Extracted entries >>
◇ ◇ ◇ ◇ ◇
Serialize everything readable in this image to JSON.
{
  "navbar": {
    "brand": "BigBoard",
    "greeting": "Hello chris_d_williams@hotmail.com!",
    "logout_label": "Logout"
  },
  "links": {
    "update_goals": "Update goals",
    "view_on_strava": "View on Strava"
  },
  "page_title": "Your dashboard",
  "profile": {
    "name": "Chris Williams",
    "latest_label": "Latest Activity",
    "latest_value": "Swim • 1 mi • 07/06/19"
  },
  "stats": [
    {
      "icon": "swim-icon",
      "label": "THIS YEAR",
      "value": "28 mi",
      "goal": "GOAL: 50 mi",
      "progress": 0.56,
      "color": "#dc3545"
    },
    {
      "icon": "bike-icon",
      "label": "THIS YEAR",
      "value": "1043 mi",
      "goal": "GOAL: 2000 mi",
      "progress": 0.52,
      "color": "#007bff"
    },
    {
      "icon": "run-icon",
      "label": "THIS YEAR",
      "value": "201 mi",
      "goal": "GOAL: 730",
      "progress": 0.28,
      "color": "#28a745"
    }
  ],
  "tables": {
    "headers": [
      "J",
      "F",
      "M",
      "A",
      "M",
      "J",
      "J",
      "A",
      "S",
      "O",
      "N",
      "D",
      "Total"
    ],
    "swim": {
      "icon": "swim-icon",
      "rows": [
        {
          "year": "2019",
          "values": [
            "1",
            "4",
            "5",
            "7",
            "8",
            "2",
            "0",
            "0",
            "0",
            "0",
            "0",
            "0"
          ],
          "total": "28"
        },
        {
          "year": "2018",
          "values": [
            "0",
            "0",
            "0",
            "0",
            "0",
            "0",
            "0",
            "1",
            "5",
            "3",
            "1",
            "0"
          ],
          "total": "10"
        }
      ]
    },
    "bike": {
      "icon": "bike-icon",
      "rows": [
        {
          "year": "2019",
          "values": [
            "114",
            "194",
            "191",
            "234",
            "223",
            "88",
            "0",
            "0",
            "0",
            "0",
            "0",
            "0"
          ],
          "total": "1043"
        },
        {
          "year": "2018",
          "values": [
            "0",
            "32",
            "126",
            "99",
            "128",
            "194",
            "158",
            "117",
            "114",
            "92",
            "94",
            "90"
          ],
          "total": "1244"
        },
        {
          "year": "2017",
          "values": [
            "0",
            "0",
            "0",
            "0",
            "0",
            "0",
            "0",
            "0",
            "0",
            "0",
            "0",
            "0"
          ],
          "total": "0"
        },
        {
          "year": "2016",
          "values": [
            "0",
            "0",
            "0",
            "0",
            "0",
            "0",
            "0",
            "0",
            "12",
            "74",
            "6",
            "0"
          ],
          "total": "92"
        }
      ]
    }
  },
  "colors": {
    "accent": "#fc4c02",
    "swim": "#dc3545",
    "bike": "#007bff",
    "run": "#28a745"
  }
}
◇ ◇ ◇ ◇ ◇
The problem >> Make an exact copy of the material above.

Answer for the task >>
Serialize everything readable in this image to JSON.
{
  "navbar": {
    "brand": "BigBoard",
    "greeting": "Hello chris_d_williams@hotmail.com!",
    "logout_label": "Logout"
  },
  "links": {
    "update_goals": "Update goals",
    "view_on_strava": "View on Strava"
  },
  "page_title": "Your dashboard",
  "profile": {
    "name": "Chris Williams",
    "latest_label": "Latest Activity",
    "latest_value": "Swim • 1 mi • 07/06/19"
  },
  "stats": [
    {
      "icon": "swim-icon",
      "label": "THIS YEAR",
      "value": "28 mi",
      "goal": "GOAL: 50 mi",
      "progress": 0.56,
      "color": "#dc3545"
    },
    {
      "icon": "bike-icon",
      "label": "THIS YEAR",
      "value": "1043 mi",
      "goal": "GOAL: 2000 mi",
      "progress": 0.52,
      "color": "#007bff"
    },
    {
      "icon": "run-icon",
      "label": "THIS YEAR",
      "value": "201 mi",
      "goal": "GOAL: 730",
      "progress": 0.28,
      "color": "#28a745"
    }
  ],
  "tables": {
    "headers": [
      "J",
      "F",
      "M",
      "A",
      "M",
      "J",
      "J",
      "A",
      "S",
      "O",
      "N",
      "D",
      "Total"
    ],
    "swim": {
      "icon": "swim-icon",
      "rows": [
        {
          "year": "2019",
          "values": [
            "1",
            "4",
            "5",
            "7",
            "8",
            "2",
            "0",
            "0",
            "0",
            "0",
            "0",
            "0"
          ],
          "total": "28"
        },
        {
          "year": "2018",
          "values": [
            "0",
            "0",
            "0",
            "0",
            "0",
            "0",
            "0",
            "1",
            "5",
            "3",
            "1",
            "0"
          ],
          "total": "10"
        }
      ]
    },
    "bike": {
      "icon": "bike-icon",
      "rows": [
        {
          "year": "2019",
          "values": [
            "114",
            "194",
            "191",
            "234",
            "223",
            "88",
            "0",
            "0",
            "0",
            "0",
            "0",
            "0"
          ],
          "total": "1043"
        },
        {
          "year": "2018",
          "values": [
            "0",
            "32",
            "126",
            "99",
            "128",
            "194",
            "158",
            "117",
            "114",
            "92",
            "94",
            "90"
          ],
          "total": "1244"
        },
        {
          "year": "2017",
          "values": [
            "0",
            "0",
            "0",
            "0",
            "0",
            "0",
            "0",
            "0",
            "0",
            "0",
            "0",
            "0"
          ],
          "total": "0"
        },
        {
          "year": "2016",
          "values": [
            "0",
            "0",
            "0",
            "0",
            "0",
            "0",
            "0",
            "0",
            "12",
            "74",
            "6",
            "0"
          ],
          "total": "92"
        }
      ]
    }
  },
  "colors": {
    "accent": "#fc4c02",
    "swim": "#dc3545",
    "bike": "#007bff",
    "run": "#28a745"
  }
}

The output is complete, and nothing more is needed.